● **Task instructions**:
Locate each line below that includes "support" and reproduce it.

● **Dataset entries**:
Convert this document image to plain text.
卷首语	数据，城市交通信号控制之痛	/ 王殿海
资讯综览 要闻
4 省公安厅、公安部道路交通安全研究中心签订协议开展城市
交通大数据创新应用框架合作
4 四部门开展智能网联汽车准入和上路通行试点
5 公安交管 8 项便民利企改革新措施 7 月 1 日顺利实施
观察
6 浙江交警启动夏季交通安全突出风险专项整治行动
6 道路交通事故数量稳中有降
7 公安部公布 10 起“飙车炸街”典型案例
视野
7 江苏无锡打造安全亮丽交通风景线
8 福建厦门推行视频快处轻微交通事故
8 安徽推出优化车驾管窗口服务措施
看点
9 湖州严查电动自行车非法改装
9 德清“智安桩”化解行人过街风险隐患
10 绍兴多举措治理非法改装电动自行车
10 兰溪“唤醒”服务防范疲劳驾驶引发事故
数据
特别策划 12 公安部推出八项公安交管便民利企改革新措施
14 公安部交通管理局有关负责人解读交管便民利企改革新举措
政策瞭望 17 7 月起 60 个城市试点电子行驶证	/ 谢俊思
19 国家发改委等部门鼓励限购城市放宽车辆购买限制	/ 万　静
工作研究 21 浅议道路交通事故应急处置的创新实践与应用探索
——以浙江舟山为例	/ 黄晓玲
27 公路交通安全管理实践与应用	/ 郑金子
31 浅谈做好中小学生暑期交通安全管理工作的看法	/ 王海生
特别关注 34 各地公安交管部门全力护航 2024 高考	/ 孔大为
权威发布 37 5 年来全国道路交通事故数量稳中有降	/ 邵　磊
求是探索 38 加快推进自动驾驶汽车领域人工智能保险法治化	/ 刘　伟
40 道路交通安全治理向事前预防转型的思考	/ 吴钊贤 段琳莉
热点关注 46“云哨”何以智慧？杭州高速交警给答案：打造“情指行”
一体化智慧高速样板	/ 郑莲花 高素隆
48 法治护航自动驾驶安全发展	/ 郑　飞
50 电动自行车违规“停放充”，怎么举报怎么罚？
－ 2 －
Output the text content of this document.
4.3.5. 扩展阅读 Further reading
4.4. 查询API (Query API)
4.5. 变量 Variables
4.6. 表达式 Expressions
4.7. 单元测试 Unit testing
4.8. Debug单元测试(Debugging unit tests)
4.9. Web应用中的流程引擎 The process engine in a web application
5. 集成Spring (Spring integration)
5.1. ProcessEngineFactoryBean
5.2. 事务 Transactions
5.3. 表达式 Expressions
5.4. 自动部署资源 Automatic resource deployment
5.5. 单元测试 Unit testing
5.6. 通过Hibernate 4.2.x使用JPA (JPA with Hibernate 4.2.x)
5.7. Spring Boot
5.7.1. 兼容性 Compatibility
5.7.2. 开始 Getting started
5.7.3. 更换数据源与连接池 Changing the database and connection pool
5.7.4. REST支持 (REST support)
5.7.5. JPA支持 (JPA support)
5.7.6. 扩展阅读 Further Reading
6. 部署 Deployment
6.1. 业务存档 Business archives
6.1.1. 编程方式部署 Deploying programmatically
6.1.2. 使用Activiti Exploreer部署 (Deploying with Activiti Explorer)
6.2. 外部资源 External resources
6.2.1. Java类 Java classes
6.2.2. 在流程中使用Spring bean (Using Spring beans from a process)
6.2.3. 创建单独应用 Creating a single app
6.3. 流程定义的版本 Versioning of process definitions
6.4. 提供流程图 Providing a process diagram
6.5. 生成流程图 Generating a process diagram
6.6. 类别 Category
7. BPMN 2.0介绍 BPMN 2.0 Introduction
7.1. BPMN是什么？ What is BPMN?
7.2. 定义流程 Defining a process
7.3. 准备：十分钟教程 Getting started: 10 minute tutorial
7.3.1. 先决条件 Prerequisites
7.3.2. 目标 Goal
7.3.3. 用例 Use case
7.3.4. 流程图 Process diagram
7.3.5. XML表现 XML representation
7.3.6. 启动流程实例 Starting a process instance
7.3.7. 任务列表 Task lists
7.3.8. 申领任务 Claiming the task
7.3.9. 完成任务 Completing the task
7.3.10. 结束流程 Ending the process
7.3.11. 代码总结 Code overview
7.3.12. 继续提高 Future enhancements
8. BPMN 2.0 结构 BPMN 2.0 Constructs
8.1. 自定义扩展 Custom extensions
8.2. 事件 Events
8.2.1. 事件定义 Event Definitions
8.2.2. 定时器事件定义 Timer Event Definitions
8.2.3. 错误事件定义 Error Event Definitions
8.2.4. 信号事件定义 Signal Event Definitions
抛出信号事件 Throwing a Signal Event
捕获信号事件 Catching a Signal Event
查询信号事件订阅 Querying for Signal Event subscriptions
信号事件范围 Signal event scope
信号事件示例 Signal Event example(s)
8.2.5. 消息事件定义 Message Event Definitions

● **The answer**:
5.7.4. REST支持 (REST support)
5.7.5. JPA支持 (JPA support)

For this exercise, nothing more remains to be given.